__EXERCISE MATERIAL__:
"""

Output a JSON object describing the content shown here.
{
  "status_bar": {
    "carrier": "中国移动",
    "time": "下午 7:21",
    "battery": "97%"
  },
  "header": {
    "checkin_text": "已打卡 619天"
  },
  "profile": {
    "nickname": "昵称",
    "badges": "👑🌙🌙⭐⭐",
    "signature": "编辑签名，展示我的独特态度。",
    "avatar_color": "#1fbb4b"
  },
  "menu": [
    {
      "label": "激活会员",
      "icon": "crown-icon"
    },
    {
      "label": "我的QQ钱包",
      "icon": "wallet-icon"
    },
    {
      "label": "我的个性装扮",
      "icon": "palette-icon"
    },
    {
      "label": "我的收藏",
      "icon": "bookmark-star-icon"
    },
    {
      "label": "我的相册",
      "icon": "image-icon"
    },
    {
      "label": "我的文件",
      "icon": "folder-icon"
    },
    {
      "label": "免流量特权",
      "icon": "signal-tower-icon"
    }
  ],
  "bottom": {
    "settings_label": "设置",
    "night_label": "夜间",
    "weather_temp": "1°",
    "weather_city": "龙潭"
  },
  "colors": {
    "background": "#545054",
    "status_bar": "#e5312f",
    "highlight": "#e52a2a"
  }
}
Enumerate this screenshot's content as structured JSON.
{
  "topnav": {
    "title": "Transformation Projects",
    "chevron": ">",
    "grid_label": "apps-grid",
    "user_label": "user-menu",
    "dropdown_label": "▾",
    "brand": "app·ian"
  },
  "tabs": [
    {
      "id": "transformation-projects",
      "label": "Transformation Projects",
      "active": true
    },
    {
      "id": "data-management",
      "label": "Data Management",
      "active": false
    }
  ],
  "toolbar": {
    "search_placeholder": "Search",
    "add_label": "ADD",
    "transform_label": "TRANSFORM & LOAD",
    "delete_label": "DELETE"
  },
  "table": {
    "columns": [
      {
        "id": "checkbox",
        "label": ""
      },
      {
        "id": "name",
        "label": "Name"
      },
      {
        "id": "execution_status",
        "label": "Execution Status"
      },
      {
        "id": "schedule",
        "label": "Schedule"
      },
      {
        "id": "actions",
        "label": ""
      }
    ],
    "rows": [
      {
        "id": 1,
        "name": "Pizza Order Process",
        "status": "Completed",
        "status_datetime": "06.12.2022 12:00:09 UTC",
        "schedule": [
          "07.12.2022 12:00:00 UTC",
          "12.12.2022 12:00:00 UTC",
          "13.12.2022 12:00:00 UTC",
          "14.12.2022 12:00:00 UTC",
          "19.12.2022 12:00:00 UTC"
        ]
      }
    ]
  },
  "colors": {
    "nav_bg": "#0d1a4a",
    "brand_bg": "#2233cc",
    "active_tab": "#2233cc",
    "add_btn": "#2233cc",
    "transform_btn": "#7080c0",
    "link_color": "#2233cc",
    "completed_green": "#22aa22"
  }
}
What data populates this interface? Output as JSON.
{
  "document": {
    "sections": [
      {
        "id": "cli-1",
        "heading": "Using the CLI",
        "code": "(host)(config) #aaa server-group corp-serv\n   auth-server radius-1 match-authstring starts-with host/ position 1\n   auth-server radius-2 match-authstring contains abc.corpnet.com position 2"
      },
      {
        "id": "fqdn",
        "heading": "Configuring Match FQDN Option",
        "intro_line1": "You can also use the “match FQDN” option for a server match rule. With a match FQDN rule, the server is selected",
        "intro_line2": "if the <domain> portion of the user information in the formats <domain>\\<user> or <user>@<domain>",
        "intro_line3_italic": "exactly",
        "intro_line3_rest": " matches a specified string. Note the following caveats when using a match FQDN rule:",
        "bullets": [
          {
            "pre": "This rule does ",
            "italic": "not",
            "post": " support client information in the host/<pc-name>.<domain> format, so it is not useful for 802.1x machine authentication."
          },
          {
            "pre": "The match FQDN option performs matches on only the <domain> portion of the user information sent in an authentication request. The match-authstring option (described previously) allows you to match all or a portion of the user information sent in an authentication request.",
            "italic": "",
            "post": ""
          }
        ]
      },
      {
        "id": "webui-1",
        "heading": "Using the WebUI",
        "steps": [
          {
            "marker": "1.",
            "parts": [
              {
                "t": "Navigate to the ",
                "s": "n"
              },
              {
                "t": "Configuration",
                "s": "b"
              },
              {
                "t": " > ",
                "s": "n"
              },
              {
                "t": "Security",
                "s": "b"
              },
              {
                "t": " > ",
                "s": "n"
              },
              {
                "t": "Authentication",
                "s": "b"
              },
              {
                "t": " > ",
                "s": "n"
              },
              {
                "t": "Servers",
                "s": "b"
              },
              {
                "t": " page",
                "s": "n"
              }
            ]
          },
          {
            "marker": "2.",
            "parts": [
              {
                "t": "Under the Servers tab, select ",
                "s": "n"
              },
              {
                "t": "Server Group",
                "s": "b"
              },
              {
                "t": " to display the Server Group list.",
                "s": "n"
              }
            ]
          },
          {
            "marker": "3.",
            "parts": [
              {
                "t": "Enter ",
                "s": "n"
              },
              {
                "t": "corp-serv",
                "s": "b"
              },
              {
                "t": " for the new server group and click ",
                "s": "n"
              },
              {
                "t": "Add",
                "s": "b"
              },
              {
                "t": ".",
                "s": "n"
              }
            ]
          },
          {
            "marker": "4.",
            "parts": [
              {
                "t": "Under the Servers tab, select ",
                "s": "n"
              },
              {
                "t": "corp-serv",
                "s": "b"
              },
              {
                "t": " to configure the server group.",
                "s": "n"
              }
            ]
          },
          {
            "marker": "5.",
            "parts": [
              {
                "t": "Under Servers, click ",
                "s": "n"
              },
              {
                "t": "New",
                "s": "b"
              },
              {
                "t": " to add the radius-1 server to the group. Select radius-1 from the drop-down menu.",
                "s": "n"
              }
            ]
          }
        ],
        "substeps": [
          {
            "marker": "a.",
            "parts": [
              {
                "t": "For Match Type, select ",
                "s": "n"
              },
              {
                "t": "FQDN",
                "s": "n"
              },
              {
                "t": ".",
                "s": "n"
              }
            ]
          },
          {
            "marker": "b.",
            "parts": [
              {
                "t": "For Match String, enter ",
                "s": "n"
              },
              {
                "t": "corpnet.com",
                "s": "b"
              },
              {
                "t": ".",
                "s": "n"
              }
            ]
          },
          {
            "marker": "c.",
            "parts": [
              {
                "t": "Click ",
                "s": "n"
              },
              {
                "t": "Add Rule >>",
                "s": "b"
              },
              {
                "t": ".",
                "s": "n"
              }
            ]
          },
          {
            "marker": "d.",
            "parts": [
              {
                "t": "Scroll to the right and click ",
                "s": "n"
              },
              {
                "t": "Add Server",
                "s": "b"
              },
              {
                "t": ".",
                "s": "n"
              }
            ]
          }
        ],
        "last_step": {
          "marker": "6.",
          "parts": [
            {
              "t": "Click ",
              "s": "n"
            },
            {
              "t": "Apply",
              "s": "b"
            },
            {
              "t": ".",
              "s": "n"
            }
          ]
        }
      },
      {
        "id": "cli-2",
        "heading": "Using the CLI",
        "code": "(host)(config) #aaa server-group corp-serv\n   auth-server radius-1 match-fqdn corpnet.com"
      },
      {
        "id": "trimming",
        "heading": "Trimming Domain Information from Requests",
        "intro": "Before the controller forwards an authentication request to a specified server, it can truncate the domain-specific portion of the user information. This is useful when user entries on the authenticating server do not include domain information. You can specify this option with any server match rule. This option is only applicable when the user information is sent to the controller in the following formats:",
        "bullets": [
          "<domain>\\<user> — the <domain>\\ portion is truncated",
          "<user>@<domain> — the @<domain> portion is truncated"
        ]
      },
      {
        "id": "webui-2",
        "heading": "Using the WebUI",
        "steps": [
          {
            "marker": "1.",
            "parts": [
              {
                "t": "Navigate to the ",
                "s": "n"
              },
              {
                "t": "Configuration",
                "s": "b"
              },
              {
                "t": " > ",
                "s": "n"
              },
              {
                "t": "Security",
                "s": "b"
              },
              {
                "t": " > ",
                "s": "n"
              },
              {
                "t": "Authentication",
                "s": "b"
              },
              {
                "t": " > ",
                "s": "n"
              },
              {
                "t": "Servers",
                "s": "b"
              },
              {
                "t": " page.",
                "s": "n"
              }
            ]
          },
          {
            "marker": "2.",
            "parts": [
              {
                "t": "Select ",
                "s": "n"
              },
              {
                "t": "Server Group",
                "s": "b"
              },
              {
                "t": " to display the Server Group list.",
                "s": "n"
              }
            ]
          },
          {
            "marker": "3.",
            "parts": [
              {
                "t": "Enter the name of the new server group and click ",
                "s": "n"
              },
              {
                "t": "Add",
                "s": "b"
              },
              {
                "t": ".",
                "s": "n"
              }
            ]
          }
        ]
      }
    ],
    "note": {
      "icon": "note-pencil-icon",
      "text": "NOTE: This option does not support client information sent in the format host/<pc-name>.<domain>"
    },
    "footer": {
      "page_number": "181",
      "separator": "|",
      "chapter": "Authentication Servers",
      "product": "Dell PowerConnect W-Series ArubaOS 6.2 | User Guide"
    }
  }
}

"""

__GIVEN EXERCISE__: Locate the word "menu" in the entries, and copy every line where it is found.

__CORRECT ANSWER__:
  "menu": [
    "user_label": "user-menu",
                "t": " to add the radius-1 server to the group. Select radius-1 from the drop-down menu.",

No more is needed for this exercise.